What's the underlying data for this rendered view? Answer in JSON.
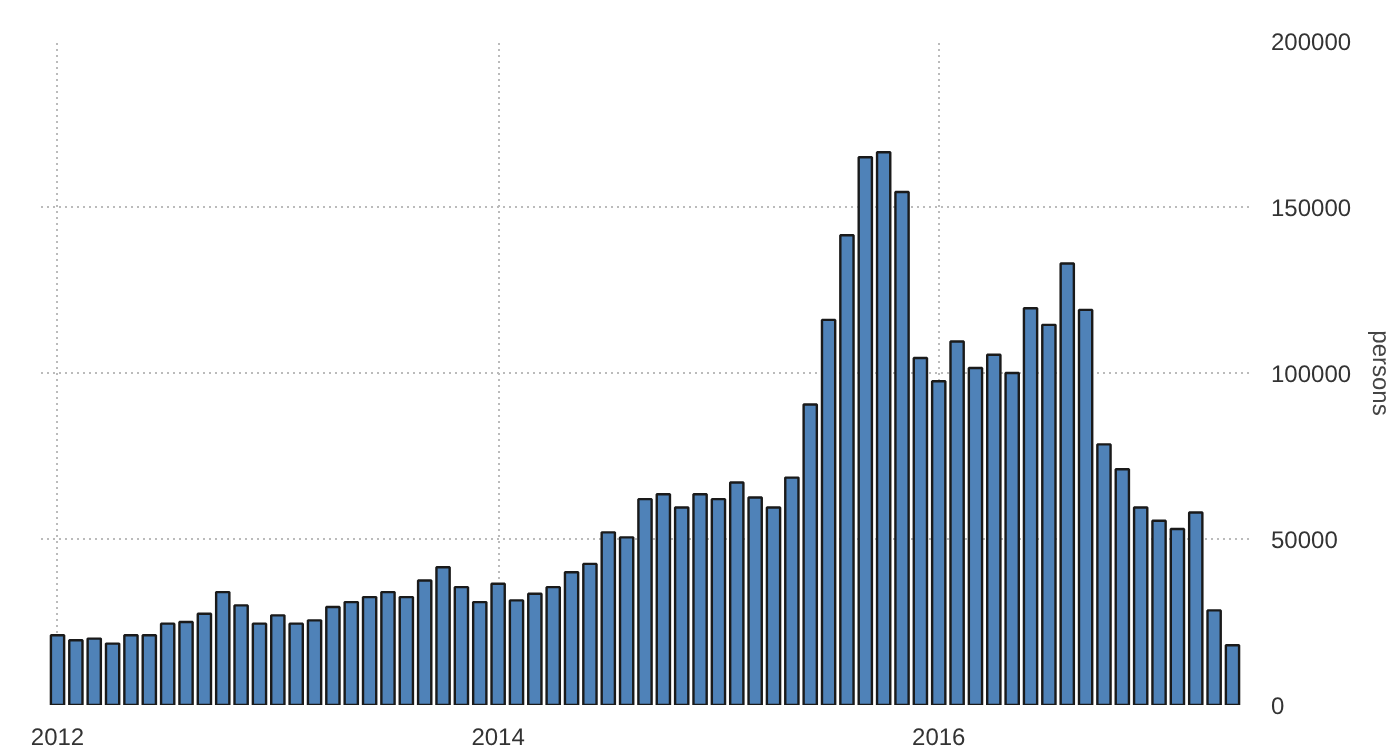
{
  "chart_data": {
    "type": "bar",
    "ylabel": "persons",
    "categories": [
      "2012",
      null,
      null,
      null,
      null,
      null,
      null,
      null,
      null,
      null,
      null,
      null,
      null,
      null,
      null,
      null,
      null,
      null,
      null,
      null,
      null,
      null,
      null,
      null,
      "2014",
      null,
      null,
      null,
      null,
      null,
      null,
      null,
      null,
      null,
      null,
      null,
      null,
      null,
      null,
      null,
      null,
      null,
      null,
      null,
      null,
      null,
      null,
      null,
      "2016",
      null,
      null,
      null,
      null,
      null,
      null,
      null,
      null,
      null,
      null,
      null,
      null,
      null,
      null,
      null,
      null
    ],
    "values": [
      21000,
      19500,
      20000,
      18500,
      21000,
      21000,
      24500,
      25000,
      27500,
      34000,
      30000,
      24500,
      27000,
      24500,
      25500,
      29500,
      31000,
      32500,
      34000,
      32500,
      37500,
      41500,
      35500,
      31000,
      36500,
      31500,
      33500,
      35500,
      40000,
      42500,
      52000,
      50500,
      62000,
      63500,
      59500,
      63500,
      62000,
      67000,
      62500,
      59500,
      68500,
      90500,
      116000,
      141500,
      165000,
      166500,
      154500,
      104500,
      97500,
      109500,
      101500,
      105500,
      100000,
      119500,
      114500,
      133000,
      119000,
      78500,
      71000,
      59500,
      55500,
      53000,
      58000,
      28500,
      18000
    ],
    "color": "#4f82b8",
    "ylim": [
      0,
      200000
    ],
    "yticks": [
      0,
      50000,
      100000,
      150000,
      200000
    ],
    "grid": true
  }
}
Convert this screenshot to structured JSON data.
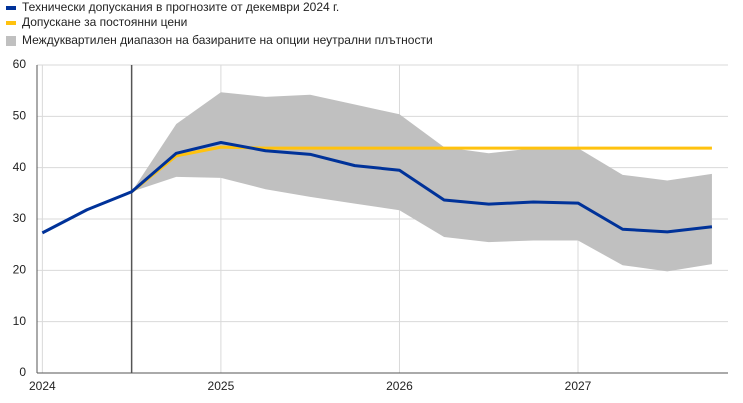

### AIM
Retype all of the entries exactly as written, leaving out any images.

### THE REPLY
What's the underlying data for this rendered view? Answer in JSON.
{
  "chart_data": {
    "type": "bar",
    "ylabel": "persons",
    "categories": [
      "2012",
      null,
      null,
      null,
      null,
      null,
      null,
      null,
      null,
      null,
      null,
      null,
      null,
      null,
      null,
      null,
      null,
      null,
      null,
      null,
      null,
      null,
      null,
      null,
      "2014",
      null,
      null,
      null,
      null,
      null,
      null,
      null,
      null,
      null,
      null,
      null,
      null,
      null,
      null,
      null,
      null,
      null,
      null,
      null,
      null,
      null,
      null,
      null,
      "2016",
      null,
      null,
      null,
      null,
      null,
      null,
      null,
      null,
      null,
      null,
      null,
      null,
      null,
      null,
      null,
      null
    ],
    "values": [
      21000,
      19500,
      20000,
      18500,
      21000,
      21000,
      24500,
      25000,
      27500,
      34000,
      30000,
      24500,
      27000,
      24500,
      25500,
      29500,
      31000,
      32500,
      34000,
      32500,
      37500,
      41500,
      35500,
      31000,
      36500,
      31500,
      33500,
      35500,
      40000,
      42500,
      52000,
      50500,
      62000,
      63500,
      59500,
      63500,
      62000,
      67000,
      62500,
      59500,
      68500,
      90500,
      116000,
      141500,
      165000,
      166500,
      154500,
      104500,
      97500,
      109500,
      101500,
      105500,
      100000,
      119500,
      114500,
      133000,
      119000,
      78500,
      71000,
      59500,
      55500,
      53000,
      58000,
      28500,
      18000
    ],
    "color": "#4f82b8",
    "ylim": [
      0,
      200000
    ],
    "yticks": [
      0,
      50000,
      100000,
      150000,
      200000
    ],
    "grid": true
  }
}
Convert this screenshot to structured JSON data.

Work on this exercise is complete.